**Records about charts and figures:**
------------------------------

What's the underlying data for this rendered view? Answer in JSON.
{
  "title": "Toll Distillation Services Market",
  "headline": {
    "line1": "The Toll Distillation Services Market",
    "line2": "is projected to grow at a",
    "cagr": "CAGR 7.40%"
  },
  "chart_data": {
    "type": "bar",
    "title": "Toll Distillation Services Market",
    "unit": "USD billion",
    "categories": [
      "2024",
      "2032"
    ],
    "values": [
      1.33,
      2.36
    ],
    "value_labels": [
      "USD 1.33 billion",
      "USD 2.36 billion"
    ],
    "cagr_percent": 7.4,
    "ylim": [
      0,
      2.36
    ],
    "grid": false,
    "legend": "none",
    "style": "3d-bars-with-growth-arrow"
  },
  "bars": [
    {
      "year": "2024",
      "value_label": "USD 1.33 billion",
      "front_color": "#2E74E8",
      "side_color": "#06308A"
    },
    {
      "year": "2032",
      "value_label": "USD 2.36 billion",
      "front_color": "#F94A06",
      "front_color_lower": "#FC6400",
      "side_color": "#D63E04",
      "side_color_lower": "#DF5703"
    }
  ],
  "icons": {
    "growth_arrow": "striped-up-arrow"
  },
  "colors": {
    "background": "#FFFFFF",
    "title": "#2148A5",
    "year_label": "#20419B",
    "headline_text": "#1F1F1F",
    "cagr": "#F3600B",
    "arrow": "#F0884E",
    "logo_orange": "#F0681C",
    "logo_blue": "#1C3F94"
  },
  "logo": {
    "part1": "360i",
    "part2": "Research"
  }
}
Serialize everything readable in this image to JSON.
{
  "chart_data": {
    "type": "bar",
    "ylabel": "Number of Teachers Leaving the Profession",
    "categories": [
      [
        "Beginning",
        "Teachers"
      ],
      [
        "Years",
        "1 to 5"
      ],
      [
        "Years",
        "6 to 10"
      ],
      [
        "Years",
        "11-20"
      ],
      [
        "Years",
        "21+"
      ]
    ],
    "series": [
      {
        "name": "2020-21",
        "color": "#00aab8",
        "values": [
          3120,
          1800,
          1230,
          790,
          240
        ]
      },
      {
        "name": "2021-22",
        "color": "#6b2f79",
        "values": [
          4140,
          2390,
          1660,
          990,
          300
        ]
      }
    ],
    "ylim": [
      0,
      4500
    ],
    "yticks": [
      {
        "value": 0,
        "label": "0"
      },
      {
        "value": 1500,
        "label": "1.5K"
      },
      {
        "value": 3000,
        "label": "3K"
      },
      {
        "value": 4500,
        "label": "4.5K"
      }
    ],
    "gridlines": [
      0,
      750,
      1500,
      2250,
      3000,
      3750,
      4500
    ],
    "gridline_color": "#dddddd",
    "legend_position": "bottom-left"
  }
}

------------------------------

**Description of the task:** Every line of the data above should be reproduced word for word.

**Right answer:**
What's the underlying data for this rendered view? Answer in JSON.
{
  "title": "Toll Distillation Services Market",
  "headline": {
    "line1": "The Toll Distillation Services Market",
    "line2": "is projected to grow at a",
    "cagr": "CAGR 7.40%"
  },
  "chart_data": {
    "type": "bar",
    "title": "Toll Distillation Services Market",
    "unit": "USD billion",
    "categories": [
      "2024",
      "2032"
    ],
    "values": [
      1.33,
      2.36
    ],
    "value_labels": [
      "USD 1.33 billion",
      "USD 2.36 billion"
    ],
    "cagr_percent": 7.4,
    "ylim": [
      0,
      2.36
    ],
    "grid": false,
    "legend": "none",
    "style": "3d-bars-with-growth-arrow"
  },
  "bars": [
    {
      "year": "2024",
      "value_label": "USD 1.33 billion",
      "front_color": "#2E74E8",
      "side_color": "#06308A"
    },
    {
      "year": "2032",
      "value_label": "USD 2.36 billion",
      "front_color": "#F94A06",
      "front_color_lower": "#FC6400",
      "side_color": "#D63E04",
      "side_color_lower": "#DF5703"
    }
  ],
  "icons": {
    "growth_arrow": "striped-up-arrow"
  },
  "colors": {
    "background": "#FFFFFF",
    "title": "#2148A5",
    "year_label": "#20419B",
    "headline_text": "#1F1F1F",
    "cagr": "#F3600B",
    "arrow": "#F0884E",
    "logo_orange": "#F0681C",
    "logo_blue": "#1C3F94"
  },
  "logo": {
    "part1": "360i",
    "part2": "Research"
  }
}
Serialize everything readable in this image to JSON.
{
  "chart_data": {
    "type": "bar",
    "ylabel": "Number of Teachers Leaving the Profession",
    "categories": [
      [
        "Beginning",
        "Teachers"
      ],
      [
        "Years",
        "1 to 5"
      ],
      [
        "Years",
        "6 to 10"
      ],
      [
        "Years",
        "11-20"
      ],
      [
        "Years",
        "21+"
      ]
    ],
    "series": [
      {
        "name": "2020-21",
        "color": "#00aab8",
        "values": [
          3120,
          1800,
          1230,
          790,
          240
        ]
      },
      {
        "name": "2021-22",
        "color": "#6b2f79",
        "values": [
          4140,
          2390,
          1660,
          990,
          300
        ]
      }
    ],
    "ylim": [
      0,
      4500
    ],
    "yticks": [
      {
        "value": 0,
        "label": "0"
      },
      {
        "value": 1500,
        "label": "1.5K"
      },
      {
        "value": 3000,
        "label": "3K"
      },
      {
        "value": 4500,
        "label": "4.5K"
      }
    ],
    "gridlines": [
      0,
      750,
      1500,
      2250,
      3000,
      3750,
      4500
    ],
    "gridline_color": "#dddddd",
    "legend_position": "bottom-left"
  }
}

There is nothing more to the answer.